**What the exercise asks**
Each record is to be transcribed exactly.
Segment Open
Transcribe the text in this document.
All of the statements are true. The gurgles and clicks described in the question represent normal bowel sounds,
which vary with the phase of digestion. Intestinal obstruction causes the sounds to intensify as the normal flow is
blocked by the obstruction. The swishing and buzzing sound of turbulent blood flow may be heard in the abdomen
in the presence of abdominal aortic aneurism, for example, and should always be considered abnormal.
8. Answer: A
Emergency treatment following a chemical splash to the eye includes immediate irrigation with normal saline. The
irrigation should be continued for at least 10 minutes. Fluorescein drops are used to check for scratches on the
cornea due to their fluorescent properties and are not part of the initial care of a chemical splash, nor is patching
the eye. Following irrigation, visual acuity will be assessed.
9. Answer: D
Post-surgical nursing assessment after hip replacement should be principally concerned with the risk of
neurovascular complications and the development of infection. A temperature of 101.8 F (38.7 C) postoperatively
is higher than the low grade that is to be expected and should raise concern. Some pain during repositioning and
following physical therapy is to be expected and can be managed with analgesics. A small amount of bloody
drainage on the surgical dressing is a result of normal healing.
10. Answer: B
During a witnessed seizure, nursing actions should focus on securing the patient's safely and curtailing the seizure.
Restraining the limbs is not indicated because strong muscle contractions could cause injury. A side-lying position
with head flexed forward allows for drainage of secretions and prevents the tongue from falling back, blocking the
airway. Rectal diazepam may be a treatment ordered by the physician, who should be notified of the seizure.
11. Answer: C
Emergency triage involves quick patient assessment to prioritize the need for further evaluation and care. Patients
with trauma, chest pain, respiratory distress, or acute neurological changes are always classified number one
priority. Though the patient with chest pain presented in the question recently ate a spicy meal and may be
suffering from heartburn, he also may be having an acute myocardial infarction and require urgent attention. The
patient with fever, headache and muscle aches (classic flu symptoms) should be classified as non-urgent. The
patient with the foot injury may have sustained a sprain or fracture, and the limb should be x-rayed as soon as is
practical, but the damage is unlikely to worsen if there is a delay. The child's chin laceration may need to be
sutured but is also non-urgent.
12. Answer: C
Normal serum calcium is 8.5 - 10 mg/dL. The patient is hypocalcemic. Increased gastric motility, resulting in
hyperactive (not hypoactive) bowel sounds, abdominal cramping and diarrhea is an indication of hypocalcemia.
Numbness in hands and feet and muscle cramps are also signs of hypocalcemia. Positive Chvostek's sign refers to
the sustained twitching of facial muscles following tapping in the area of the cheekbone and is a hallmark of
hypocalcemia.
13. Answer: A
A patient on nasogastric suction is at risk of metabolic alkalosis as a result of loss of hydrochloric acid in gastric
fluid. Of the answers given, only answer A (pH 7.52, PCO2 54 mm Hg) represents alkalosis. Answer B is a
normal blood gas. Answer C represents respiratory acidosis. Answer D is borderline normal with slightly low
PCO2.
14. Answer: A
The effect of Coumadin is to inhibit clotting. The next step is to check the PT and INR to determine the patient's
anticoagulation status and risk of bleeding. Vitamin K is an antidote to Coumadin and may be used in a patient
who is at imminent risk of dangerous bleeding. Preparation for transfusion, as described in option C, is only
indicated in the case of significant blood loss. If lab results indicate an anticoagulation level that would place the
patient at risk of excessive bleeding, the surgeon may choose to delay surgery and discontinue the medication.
Segment Closed
**Problem solution**
Transcribe the text in this document.
All of the statements are true. The gurgles and clicks described in the question represent normal bowel sounds,
which vary with the phase of digestion. Intestinal obstruction causes the sounds to intensify as the normal flow is
blocked by the obstruction. The swishing and buzzing sound of turbulent blood flow may be heard in the abdomen
in the presence of abdominal aortic aneurism, for example, and should always be considered abnormal.
8. Answer: A
Emergency treatment following a chemical splash to the eye includes immediate irrigation with normal saline. The
irrigation should be continued for at least 10 minutes. Fluorescein drops are used to check for scratches on the
cornea due to their fluorescent properties and are not part of the initial care of a chemical splash, nor is patching
the eye. Following irrigation, visual acuity will be assessed.
9. Answer: D
Post-surgical nursing assessment after hip replacement should be principally concerned with the risk of
neurovascular complications and the development of infection. A temperature of 101.8 F (38.7 C) postoperatively
is higher than the low grade that is to be expected and should raise concern. Some pain during repositioning and
following physical therapy is to be expected and can be managed with analgesics. A small amount of bloody
drainage on the surgical dressing is a result of normal healing.
10. Answer: B
During a witnessed seizure, nursing actions should focus on securing the patient's safely and curtailing the seizure.
Restraining the limbs is not indicated because strong muscle contractions could cause injury. A side-lying position
with head flexed forward allows for drainage of secretions and prevents the tongue from falling back, blocking the
airway. Rectal diazepam may be a treatment ordered by the physician, who should be notified of the seizure.
11. Answer: C
Emergency triage involves quick patient assessment to prioritize the need for further evaluation and care. Patients
with trauma, chest pain, respiratory distress, or acute neurological changes are always classified number one
priority. Though the patient with chest pain presented in the question recently ate a spicy meal and may be
suffering from heartburn, he also may be having an acute myocardial infarction and require urgent attention. The
patient with fever, headache and muscle aches (classic flu symptoms) should be classified as non-urgent. The
patient with the foot injury may have sustained a sprain or fracture, and the limb should be x-rayed as soon as is
practical, but the damage is unlikely to worsen if there is a delay. The child's chin laceration may need to be
sutured but is also non-urgent.
12. Answer: C
Normal serum calcium is 8.5 - 10 mg/dL. The patient is hypocalcemic. Increased gastric motility, resulting in
hyperactive (not hypoactive) bowel sounds, abdominal cramping and diarrhea is an indication of hypocalcemia.
Numbness in hands and feet and muscle cramps are also signs of hypocalcemia. Positive Chvostek's sign refers to
the sustained twitching of facial muscles following tapping in the area of the cheekbone and is a hallmark of
hypocalcemia.
13. Answer: A
A patient on nasogastric suction is at risk of metabolic alkalosis as a result of loss of hydrochloric acid in gastric
fluid. Of the answers given, only answer A (pH 7.52, PCO2 54 mm Hg) represents alkalosis. Answer B is a
normal blood gas. Answer C represents respiratory acidosis. Answer D is borderline normal with slightly low
PCO2.
14. Answer: A
The effect of Coumadin is to inhibit clotting. The next step is to check the PT and INR to determine the patient's
anticoagulation status and risk of bleeding. Vitamin K is an antidote to Coumadin and may be used in a patient
who is at imminent risk of dangerous bleeding. Preparation for transfusion, as described in option C, is only
indicated in the case of significant blood loss. If lab results indicate an anticoagulation level that would place the
patient at risk of excessive bleeding, the surgeon may choose to delay surgery and discontinue the medication.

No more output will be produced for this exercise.